Stored entries
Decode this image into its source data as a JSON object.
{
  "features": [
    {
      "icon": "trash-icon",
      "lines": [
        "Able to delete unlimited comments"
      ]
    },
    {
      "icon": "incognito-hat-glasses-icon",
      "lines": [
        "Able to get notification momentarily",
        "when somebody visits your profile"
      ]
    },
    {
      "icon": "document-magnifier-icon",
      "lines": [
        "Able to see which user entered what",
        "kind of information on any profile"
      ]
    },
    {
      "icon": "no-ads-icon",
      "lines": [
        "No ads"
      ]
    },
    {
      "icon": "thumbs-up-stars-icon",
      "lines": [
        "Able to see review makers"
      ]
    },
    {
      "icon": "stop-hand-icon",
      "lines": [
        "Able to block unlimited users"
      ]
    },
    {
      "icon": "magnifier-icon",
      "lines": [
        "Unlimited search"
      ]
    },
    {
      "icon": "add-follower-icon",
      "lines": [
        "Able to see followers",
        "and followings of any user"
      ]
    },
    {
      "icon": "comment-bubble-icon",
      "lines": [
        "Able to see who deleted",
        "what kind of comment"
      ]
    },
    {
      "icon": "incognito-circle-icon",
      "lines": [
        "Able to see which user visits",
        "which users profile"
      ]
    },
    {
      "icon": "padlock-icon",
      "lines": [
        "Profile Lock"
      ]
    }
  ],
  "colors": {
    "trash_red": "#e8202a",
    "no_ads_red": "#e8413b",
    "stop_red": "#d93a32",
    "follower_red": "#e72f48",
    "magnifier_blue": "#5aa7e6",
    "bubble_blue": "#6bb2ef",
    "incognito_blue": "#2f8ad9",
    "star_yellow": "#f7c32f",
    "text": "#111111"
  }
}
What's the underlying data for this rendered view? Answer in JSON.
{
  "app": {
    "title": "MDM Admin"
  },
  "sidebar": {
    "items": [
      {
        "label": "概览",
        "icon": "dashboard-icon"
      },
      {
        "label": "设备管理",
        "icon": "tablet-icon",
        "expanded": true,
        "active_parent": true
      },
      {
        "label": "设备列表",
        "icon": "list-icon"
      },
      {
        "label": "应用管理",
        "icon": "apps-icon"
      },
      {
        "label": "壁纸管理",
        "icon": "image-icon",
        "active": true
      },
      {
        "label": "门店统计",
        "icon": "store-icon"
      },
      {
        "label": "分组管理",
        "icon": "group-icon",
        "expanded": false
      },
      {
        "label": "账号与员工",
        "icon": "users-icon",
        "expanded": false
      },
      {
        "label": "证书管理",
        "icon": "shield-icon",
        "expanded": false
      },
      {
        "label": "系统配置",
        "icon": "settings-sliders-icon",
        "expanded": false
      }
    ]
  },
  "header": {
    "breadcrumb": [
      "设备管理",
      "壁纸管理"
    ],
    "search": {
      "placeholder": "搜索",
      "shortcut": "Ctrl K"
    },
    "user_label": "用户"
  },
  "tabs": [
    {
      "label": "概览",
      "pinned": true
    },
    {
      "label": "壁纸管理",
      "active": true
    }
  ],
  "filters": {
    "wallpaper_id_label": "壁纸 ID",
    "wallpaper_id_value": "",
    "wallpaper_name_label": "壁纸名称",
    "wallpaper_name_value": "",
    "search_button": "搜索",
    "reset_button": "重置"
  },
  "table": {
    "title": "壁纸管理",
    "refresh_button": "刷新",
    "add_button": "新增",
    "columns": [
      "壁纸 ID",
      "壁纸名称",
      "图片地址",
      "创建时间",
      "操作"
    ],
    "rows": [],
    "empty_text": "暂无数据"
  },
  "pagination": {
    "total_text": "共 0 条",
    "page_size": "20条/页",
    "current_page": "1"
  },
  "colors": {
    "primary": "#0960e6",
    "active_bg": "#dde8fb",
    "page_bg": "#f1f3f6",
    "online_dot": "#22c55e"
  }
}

» BRIEF
All the data must be duplicated exactly, with nothing added or removed.

» EXERCISE ANSWER
Decode this image into its source data as a JSON object.
{
  "features": [
    {
      "icon": "trash-icon",
      "lines": [
        "Able to delete unlimited comments"
      ]
    },
    {
      "icon": "incognito-hat-glasses-icon",
      "lines": [
        "Able to get notification momentarily",
        "when somebody visits your profile"
      ]
    },
    {
      "icon": "document-magnifier-icon",
      "lines": [
        "Able to see which user entered what",
        "kind of information on any profile"
      ]
    },
    {
      "icon": "no-ads-icon",
      "lines": [
        "No ads"
      ]
    },
    {
      "icon": "thumbs-up-stars-icon",
      "lines": [
        "Able to see review makers"
      ]
    },
    {
      "icon": "stop-hand-icon",
      "lines": [
        "Able to block unlimited users"
      ]
    },
    {
      "icon": "magnifier-icon",
      "lines": [
        "Unlimited search"
      ]
    },
    {
      "icon": "add-follower-icon",
      "lines": [
        "Able to see followers",
        "and followings of any user"
      ]
    },
    {
      "icon": "comment-bubble-icon",
      "lines": [
        "Able to see who deleted",
        "what kind of comment"
      ]
    },
    {
      "icon": "incognito-circle-icon",
      "lines": [
        "Able to see which user visits",
        "which users profile"
      ]
    },
    {
      "icon": "padlock-icon",
      "lines": [
        "Profile Lock"
      ]
    }
  ],
  "colors": {
    "trash_red": "#e8202a",
    "no_ads_red": "#e8413b",
    "stop_red": "#d93a32",
    "follower_red": "#e72f48",
    "magnifier_blue": "#5aa7e6",
    "bubble_blue": "#6bb2ef",
    "incognito_blue": "#2f8ad9",
    "star_yellow": "#f7c32f",
    "text": "#111111"
  }
}
What's the underlying data for this rendered view? Answer in JSON.
{
  "app": {
    "title": "MDM Admin"
  },
  "sidebar": {
    "items": [
      {
        "label": "概览",
        "icon": "dashboard-icon"
      },
      {
        "label": "设备管理",
        "icon": "tablet-icon",
        "expanded": true,
        "active_parent": true
      },
      {
        "label": "设备列表",
        "icon": "list-icon"
      },
      {
        "label": "应用管理",
        "icon": "apps-icon"
      },
      {
        "label": "壁纸管理",
        "icon": "image-icon",
        "active": true
      },
      {
        "label": "门店统计",
        "icon": "store-icon"
      },
      {
        "label": "分组管理",
        "icon": "group-icon",
        "expanded": false
      },
      {
        "label": "账号与员工",
        "icon": "users-icon",
        "expanded": false
      },
      {
        "label": "证书管理",
        "icon": "shield-icon",
        "expanded": false
      },
      {
        "label": "系统配置",
        "icon": "settings-sliders-icon",
        "expanded": false
      }
    ]
  },
  "header": {
    "breadcrumb": [
      "设备管理",
      "壁纸管理"
    ],
    "search": {
      "placeholder": "搜索",
      "shortcut": "Ctrl K"
    },
    "user_label": "用户"
  },
  "tabs": [
    {
      "label": "概览",
      "pinned": true
    },
    {
      "label": "壁纸管理",
      "active": true
    }
  ],
  "filters": {
    "wallpaper_id_label": "壁纸 ID",
    "wallpaper_id_value": "",
    "wallpaper_name_label": "壁纸名称",
    "wallpaper_name_value": "",
    "search_button": "搜索",
    "reset_button": "重置"
  },
  "table": {
    "title": "壁纸管理",
    "refresh_button": "刷新",
    "add_button": "新增",
    "columns": [
      "壁纸 ID",
      "壁纸名称",
      "图片地址",
      "创建时间",
      "操作"
    ],
    "rows": [],
    "empty_text": "暂无数据"
  },
  "pagination": {
    "total_text": "共 0 条",
    "page_size": "20条/页",
    "current_page": "1"
  },
  "colors": {
    "primary": "#0960e6",
    "active_bg": "#dde8fb",
    "page_bg": "#f1f3f6",
    "online_dot": "#22c55e"
  }
}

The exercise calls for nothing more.